--- Start Records supplied ---

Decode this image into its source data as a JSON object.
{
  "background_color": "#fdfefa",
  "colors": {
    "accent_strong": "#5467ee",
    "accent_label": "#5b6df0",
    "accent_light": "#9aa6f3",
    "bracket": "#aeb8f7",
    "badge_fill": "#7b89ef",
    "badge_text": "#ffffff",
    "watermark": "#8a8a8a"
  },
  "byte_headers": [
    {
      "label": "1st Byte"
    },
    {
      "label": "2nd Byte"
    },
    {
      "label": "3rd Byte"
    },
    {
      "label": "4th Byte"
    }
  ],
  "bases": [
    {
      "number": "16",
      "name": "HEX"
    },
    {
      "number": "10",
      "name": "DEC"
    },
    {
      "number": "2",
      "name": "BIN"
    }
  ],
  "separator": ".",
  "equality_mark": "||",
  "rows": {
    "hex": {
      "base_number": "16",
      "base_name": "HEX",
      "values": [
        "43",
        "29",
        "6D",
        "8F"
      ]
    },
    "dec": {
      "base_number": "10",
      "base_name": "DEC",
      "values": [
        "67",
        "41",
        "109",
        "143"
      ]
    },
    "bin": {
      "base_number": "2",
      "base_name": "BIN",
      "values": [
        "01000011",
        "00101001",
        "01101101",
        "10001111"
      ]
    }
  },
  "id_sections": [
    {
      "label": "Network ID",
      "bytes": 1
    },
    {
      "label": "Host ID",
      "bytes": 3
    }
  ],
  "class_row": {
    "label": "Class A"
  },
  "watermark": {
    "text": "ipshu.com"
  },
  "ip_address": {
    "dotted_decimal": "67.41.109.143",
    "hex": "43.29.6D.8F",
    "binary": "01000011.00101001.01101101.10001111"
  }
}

--- End Records supplied ---

> Task:
Reproduce each record exactly as it appears.

> Exercise solution:
Decode this image into its source data as a JSON object.
{
  "background_color": "#fdfefa",
  "colors": {
    "accent_strong": "#5467ee",
    "accent_label": "#5b6df0",
    "accent_light": "#9aa6f3",
    "bracket": "#aeb8f7",
    "badge_fill": "#7b89ef",
    "badge_text": "#ffffff",
    "watermark": "#8a8a8a"
  },
  "byte_headers": [
    {
      "label": "1st Byte"
    },
    {
      "label": "2nd Byte"
    },
    {
      "label": "3rd Byte"
    },
    {
      "label": "4th Byte"
    }
  ],
  "bases": [
    {
      "number": "16",
      "name": "HEX"
    },
    {
      "number": "10",
      "name": "DEC"
    },
    {
      "number": "2",
      "name": "BIN"
    }
  ],
  "separator": ".",
  "equality_mark": "||",
  "rows": {
    "hex": {
      "base_number": "16",
      "base_name": "HEX",
      "values": [
        "43",
        "29",
        "6D",
        "8F"
      ]
    },
    "dec": {
      "base_number": "10",
      "base_name": "DEC",
      "values": [
        "67",
        "41",
        "109",
        "143"
      ]
    },
    "bin": {
      "base_number": "2",
      "base_name": "BIN",
      "values": [
        "01000011",
        "00101001",
        "01101101",
        "10001111"
      ]
    }
  },
  "id_sections": [
    {
      "label": "Network ID",
      "bytes": 1
    },
    {
      "label": "Host ID",
      "bytes": 3
    }
  ],
  "class_row": {
    "label": "Class A"
  },
  "watermark": {
    "text": "ipshu.com"
  },
  "ip_address": {
    "dotted_decimal": "67.41.109.143",
    "hex": "43.29.6D.8F",
    "binary": "01000011.00101001.01101101.10001111"
  }
}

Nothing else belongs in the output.